● **WORKING DATA**:

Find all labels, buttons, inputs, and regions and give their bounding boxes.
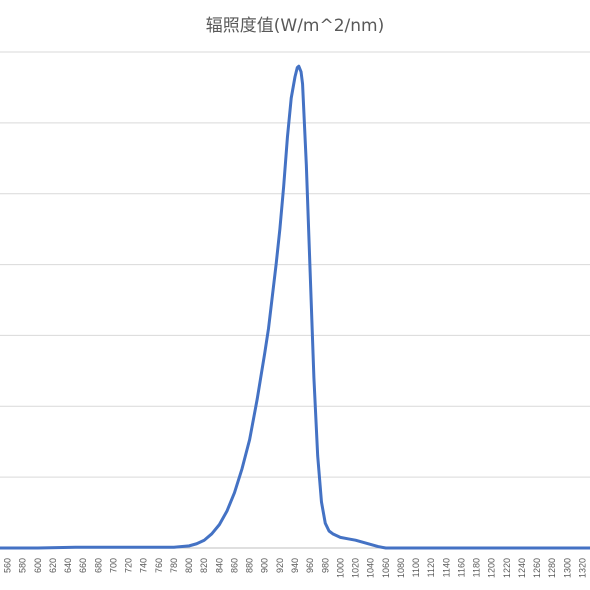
x-tick-label: 760	[154, 558, 164, 573]
x-tick-label: 660	[78, 558, 88, 573]
x-tick-labels: 560 580 600 620 640 660 680 700 720 740 760 780 800 8…	[3, 558, 588, 578]
x-tick-label: 940	[290, 558, 300, 573]
x-tick-label: 900	[260, 558, 270, 573]
x-tick-label: 780	[169, 558, 179, 573]
x-tick-label: 920	[275, 558, 285, 573]
x-tick-label: 880	[245, 558, 255, 573]
x-tick-label: 980	[320, 558, 330, 573]
x-tick-label: 860	[229, 558, 239, 573]
x-tick-label: 1080	[396, 558, 406, 578]
x-tick-label: 640	[63, 558, 73, 573]
gridlines	[0, 51, 590, 478]
x-tick-label: 1020	[351, 558, 361, 578]
x-tick-label: 1300	[562, 558, 572, 578]
x-tick-label: 1180	[472, 558, 482, 577]
x-tick-label: 1120	[426, 558, 436, 577]
x-tick-label: 560	[3, 558, 13, 573]
series-line	[0, 64, 590, 550]
x-tick-label: 1220	[502, 558, 512, 578]
series-layer	[0, 64, 590, 550]
x-tick-label: 1160	[456, 558, 466, 577]
x-tick-label: 720	[124, 558, 134, 573]
x-tick-label: 1260	[532, 558, 542, 578]
x-tick-label: 1320	[577, 558, 587, 578]
x-tick-label: 1240	[517, 558, 527, 578]
chart-title: 辐照度值(W/m^2/nm)	[205, 16, 385, 36]
x-tick-label: 820	[199, 558, 209, 573]
x-tick-label: 620	[48, 558, 58, 573]
x-tick-label: 600	[33, 558, 43, 573]
x-tick-label: 1000	[335, 558, 345, 578]
x-tick-label: 1060	[381, 558, 391, 578]
x-tick-label: 740	[139, 558, 149, 573]
x-tick-label: 1200	[487, 558, 497, 578]
x-tick-label: 960	[305, 558, 315, 573]
x-tick-label: 1140	[441, 558, 451, 577]
x-tick-label: 1280	[547, 558, 557, 578]
x-tick-label: 1100	[411, 558, 421, 577]
x-tick-label: 840	[214, 558, 224, 573]
x-tick-label: 700	[108, 558, 118, 573]
x-tick-label: 800	[184, 558, 194, 573]
x-tick-label: 1040	[366, 558, 376, 578]
x-tick-label: 580	[18, 558, 28, 573]
x-tick-label: 680	[93, 558, 103, 573]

● **TASK PROMPT**: Give all the records again with "chart-title" renamed to "plot-title" and everything else unchanged. Leave the pictures out.

● **THE ANSWER**:
Find all labels, buttons, inputs, and regions and give their bounding boxes.
x-tick-label: 760	[154, 558, 164, 573]
x-tick-label: 660	[78, 558, 88, 573]
x-tick-labels: 560 580 600 620 640 660 680 700 720 740 760 780 800 8…	[3, 558, 588, 578]
x-tick-label: 940	[290, 558, 300, 573]
x-tick-label: 900	[260, 558, 270, 573]
x-tick-label: 780	[169, 558, 179, 573]
x-tick-label: 920	[275, 558, 285, 573]
x-tick-label: 880	[245, 558, 255, 573]
x-tick-label: 980	[320, 558, 330, 573]
x-tick-label: 860	[229, 558, 239, 573]
x-tick-label: 1080	[396, 558, 406, 578]
x-tick-label: 640	[63, 558, 73, 573]
gridlines	[0, 51, 590, 478]
x-tick-label: 1020	[351, 558, 361, 578]
x-tick-label: 1300	[562, 558, 572, 578]
x-tick-label: 1180	[472, 558, 482, 577]
x-tick-label: 1120	[426, 558, 436, 577]
x-tick-label: 560	[3, 558, 13, 573]
series-line	[0, 64, 590, 550]
x-tick-label: 1220	[502, 558, 512, 578]
series-layer	[0, 64, 590, 550]
x-tick-label: 1160	[456, 558, 466, 577]
x-tick-label: 720	[124, 558, 134, 573]
x-tick-label: 1260	[532, 558, 542, 578]
x-tick-label: 1320	[577, 558, 587, 578]
x-tick-label: 1240	[517, 558, 527, 578]
plot-title: 辐照度值(W/m^2/nm)	[205, 16, 385, 36]
x-tick-label: 820	[199, 558, 209, 573]
x-tick-label: 620	[48, 558, 58, 573]
x-tick-label: 600	[33, 558, 43, 573]
x-tick-label: 1000	[335, 558, 345, 578]
x-tick-label: 1060	[381, 558, 391, 578]
x-tick-label: 740	[139, 558, 149, 573]
x-tick-label: 1200	[487, 558, 497, 578]
x-tick-label: 960	[305, 558, 315, 573]
x-tick-label: 1140	[441, 558, 451, 577]
x-tick-label: 1280	[547, 558, 557, 578]
x-tick-label: 1100	[411, 558, 421, 577]
x-tick-label: 840	[214, 558, 224, 573]
x-tick-label: 700	[108, 558, 118, 573]
x-tick-label: 800	[184, 558, 194, 573]
x-tick-label: 1040	[366, 558, 376, 578]
x-tick-label: 580	[18, 558, 28, 573]
x-tick-label: 680	[93, 558, 103, 573]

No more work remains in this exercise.